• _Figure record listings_
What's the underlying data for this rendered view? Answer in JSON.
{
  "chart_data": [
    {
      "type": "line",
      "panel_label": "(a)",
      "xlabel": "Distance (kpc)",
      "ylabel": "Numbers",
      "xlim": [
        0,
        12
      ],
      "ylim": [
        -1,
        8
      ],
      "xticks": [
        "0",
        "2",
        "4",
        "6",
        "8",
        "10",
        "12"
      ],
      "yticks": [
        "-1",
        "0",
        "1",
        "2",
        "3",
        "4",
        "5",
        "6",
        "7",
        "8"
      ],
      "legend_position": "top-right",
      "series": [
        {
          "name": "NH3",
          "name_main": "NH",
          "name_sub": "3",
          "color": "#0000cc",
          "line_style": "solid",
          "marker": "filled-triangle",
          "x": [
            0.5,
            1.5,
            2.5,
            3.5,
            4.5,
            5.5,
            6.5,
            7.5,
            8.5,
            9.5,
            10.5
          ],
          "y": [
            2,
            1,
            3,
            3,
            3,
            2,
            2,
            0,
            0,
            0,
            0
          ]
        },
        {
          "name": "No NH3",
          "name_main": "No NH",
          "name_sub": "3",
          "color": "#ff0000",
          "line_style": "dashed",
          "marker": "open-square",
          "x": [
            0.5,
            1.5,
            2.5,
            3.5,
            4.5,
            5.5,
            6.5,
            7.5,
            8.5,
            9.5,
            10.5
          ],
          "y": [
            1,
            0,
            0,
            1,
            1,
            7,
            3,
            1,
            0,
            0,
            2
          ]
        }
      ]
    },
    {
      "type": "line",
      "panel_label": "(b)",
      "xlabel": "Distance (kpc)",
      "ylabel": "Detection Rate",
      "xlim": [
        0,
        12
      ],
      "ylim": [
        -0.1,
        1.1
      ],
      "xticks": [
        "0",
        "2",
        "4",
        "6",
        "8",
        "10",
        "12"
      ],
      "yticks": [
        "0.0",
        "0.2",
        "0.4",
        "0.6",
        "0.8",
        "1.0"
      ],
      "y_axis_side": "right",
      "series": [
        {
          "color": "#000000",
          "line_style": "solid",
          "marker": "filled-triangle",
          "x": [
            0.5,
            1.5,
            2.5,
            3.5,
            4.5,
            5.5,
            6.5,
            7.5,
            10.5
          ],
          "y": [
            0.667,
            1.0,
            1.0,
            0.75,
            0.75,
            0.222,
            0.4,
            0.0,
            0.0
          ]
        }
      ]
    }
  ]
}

• _Aim of the task_
Retype every entry above, word for word.

• _Response for this exercise_
What's the underlying data for this rendered view? Answer in JSON.
{
  "chart_data": [
    {
      "type": "line",
      "panel_label": "(a)",
      "xlabel": "Distance (kpc)",
      "ylabel": "Numbers",
      "xlim": [
        0,
        12
      ],
      "ylim": [
        -1,
        8
      ],
      "xticks": [
        "0",
        "2",
        "4",
        "6",
        "8",
        "10",
        "12"
      ],
      "yticks": [
        "-1",
        "0",
        "1",
        "2",
        "3",
        "4",
        "5",
        "6",
        "7",
        "8"
      ],
      "legend_position": "top-right",
      "series": [
        {
          "name": "NH3",
          "name_main": "NH",
          "name_sub": "3",
          "color": "#0000cc",
          "line_style": "solid",
          "marker": "filled-triangle",
          "x": [
            0.5,
            1.5,
            2.5,
            3.5,
            4.5,
            5.5,
            6.5,
            7.5,
            8.5,
            9.5,
            10.5
          ],
          "y": [
            2,
            1,
            3,
            3,
            3,
            2,
            2,
            0,
            0,
            0,
            0
          ]
        },
        {
          "name": "No NH3",
          "name_main": "No NH",
          "name_sub": "3",
          "color": "#ff0000",
          "line_style": "dashed",
          "marker": "open-square",
          "x": [
            0.5,
            1.5,
            2.5,
            3.5,
            4.5,
            5.5,
            6.5,
            7.5,
            8.5,
            9.5,
            10.5
          ],
          "y": [
            1,
            0,
            0,
            1,
            1,
            7,
            3,
            1,
            0,
            0,
            2
          ]
        }
      ]
    },
    {
      "type": "line",
      "panel_label": "(b)",
      "xlabel": "Distance (kpc)",
      "ylabel": "Detection Rate",
      "xlim": [
        0,
        12
      ],
      "ylim": [
        -0.1,
        1.1
      ],
      "xticks": [
        "0",
        "2",
        "4",
        "6",
        "8",
        "10",
        "12"
      ],
      "yticks": [
        "0.0",
        "0.2",
        "0.4",
        "0.6",
        "0.8",
        "1.0"
      ],
      "y_axis_side": "right",
      "series": [
        {
          "color": "#000000",
          "line_style": "solid",
          "marker": "filled-triangle",
          "x": [
            0.5,
            1.5,
            2.5,
            3.5,
            4.5,
            5.5,
            6.5,
            7.5,
            10.5
          ],
          "y": [
            0.667,
            1.0,
            1.0,
            0.75,
            0.75,
            0.222,
            0.4,
            0.0,
            0.0
          ]
        }
      ]
    }
  ]
}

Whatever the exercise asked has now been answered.